Task prompt → Extract every line between the one with "What's the underlying" and the end of the entries, both included, word for word and free of pictures.
## begin
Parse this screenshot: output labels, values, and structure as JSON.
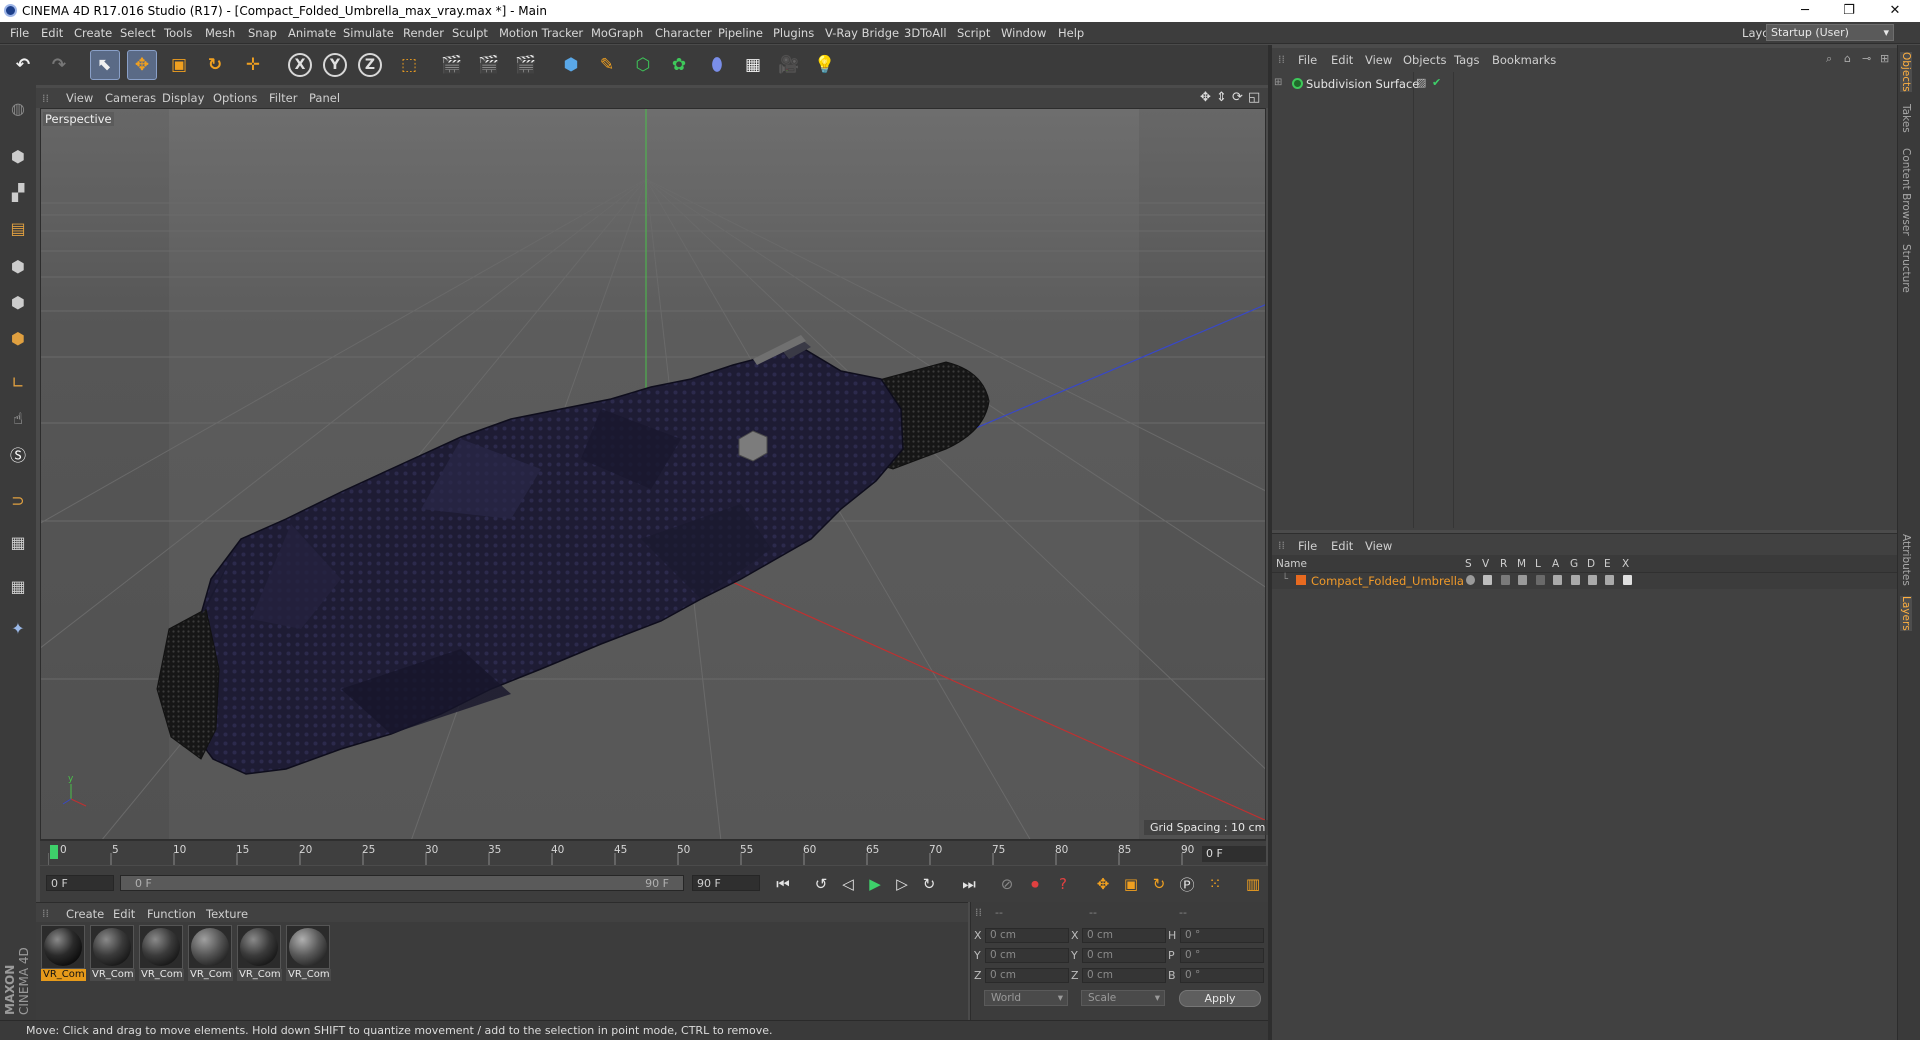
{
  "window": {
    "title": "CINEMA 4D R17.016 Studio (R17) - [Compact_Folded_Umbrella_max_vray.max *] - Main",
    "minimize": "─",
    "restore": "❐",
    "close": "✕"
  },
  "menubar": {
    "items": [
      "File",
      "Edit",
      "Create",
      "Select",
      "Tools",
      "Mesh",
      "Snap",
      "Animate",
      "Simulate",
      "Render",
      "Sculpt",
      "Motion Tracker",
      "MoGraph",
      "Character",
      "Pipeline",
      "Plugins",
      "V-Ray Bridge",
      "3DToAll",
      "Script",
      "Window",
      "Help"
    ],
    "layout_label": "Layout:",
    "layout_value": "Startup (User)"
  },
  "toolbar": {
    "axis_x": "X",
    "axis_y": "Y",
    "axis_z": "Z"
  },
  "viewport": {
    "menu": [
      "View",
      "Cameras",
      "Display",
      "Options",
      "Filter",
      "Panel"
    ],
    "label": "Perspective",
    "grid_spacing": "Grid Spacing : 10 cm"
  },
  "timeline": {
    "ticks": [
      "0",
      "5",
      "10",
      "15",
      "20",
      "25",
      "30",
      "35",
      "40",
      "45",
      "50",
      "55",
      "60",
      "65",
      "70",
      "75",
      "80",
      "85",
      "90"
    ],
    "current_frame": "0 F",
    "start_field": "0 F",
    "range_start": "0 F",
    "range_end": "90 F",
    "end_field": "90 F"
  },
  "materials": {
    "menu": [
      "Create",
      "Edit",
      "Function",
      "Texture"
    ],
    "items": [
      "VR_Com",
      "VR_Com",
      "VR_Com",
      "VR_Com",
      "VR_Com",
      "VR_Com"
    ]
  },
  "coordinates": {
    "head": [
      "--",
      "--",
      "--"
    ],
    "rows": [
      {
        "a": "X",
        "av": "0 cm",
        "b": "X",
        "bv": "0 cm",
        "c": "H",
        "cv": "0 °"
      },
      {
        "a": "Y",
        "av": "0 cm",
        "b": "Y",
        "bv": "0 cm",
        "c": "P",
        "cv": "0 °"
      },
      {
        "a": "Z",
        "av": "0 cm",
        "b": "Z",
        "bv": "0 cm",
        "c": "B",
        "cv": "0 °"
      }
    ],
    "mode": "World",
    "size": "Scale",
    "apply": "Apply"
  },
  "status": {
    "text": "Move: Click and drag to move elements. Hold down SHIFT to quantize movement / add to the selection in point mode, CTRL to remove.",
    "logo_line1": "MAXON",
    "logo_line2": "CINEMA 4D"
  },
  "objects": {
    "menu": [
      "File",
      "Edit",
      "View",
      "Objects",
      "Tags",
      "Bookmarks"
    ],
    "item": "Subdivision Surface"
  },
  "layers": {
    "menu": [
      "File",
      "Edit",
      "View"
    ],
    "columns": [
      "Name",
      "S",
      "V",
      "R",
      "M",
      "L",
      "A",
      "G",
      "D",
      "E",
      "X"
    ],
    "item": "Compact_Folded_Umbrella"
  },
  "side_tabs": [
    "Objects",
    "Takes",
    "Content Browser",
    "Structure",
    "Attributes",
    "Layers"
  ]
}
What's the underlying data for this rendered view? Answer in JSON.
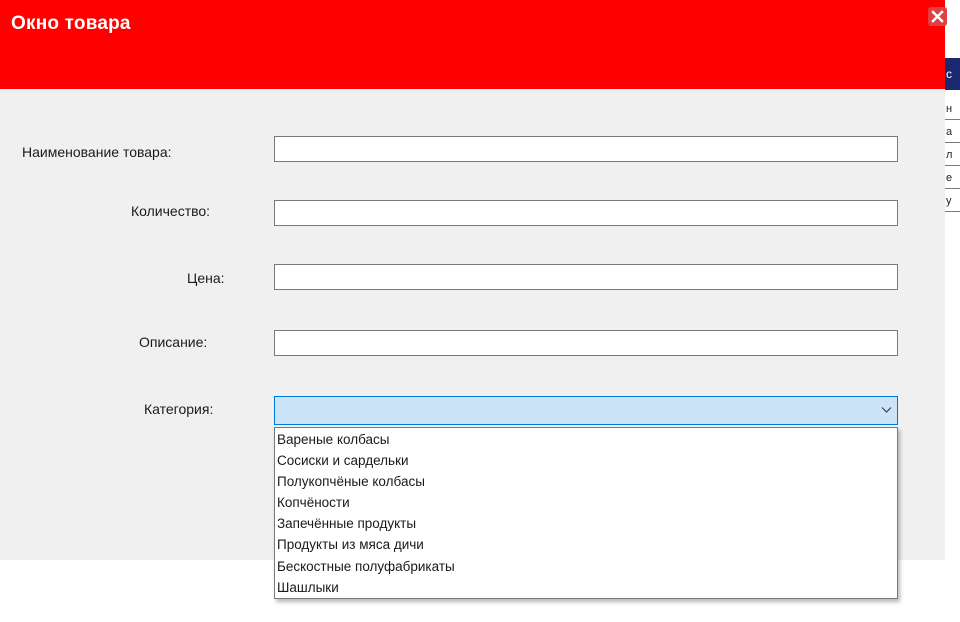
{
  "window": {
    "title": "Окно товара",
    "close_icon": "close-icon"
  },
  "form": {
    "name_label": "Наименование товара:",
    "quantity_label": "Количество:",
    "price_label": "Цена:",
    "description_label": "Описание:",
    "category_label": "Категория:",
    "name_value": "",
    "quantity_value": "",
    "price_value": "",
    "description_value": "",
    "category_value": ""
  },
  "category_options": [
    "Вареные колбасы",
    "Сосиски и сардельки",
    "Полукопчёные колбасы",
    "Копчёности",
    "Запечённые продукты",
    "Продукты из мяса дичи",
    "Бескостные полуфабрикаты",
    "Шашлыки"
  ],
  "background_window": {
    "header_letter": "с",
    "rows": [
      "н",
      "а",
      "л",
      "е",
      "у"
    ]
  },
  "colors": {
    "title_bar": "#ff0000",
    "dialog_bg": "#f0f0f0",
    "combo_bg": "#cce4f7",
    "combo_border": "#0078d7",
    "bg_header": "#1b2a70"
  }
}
## end
Solution for this problem →
What's the underlying data for this rendered view? Answer in JSON.
{
  "window": {
    "title": "Окно товара",
    "close_icon": "close-icon"
  },
  "form": {
    "name_label": "Наименование товара:",
    "quantity_label": "Количество:",
    "price_label": "Цена:",
    "description_label": "Описание:",
    "category_label": "Категория:",
    "name_value": "",
    "quantity_value": "",
    "price_value": "",
    "description_value": "",
    "category_value": ""
  },
  "category_options": [
    "Вареные колбасы",
    "Сосиски и сардельки",
    "Полукопчёные колбасы",
    "Копчёности",
    "Запечённые продукты",
    "Продукты из мяса дичи",
    "Бескостные полуфабрикаты",
    "Шашлыки"
  ],
  "background_window": {
    "header_letter": "с",
    "rows": [
      "н",
      "а",
      "л",
      "е",
      "у"
    ]
  },
  "colors": {
    "title_bar": "#ff0000",
    "dialog_bg": "#f0f0f0",
    "combo_bg": "#cce4f7",
    "combo_border": "#0078d7",
    "bg_header": "#1b2a70"
  }
}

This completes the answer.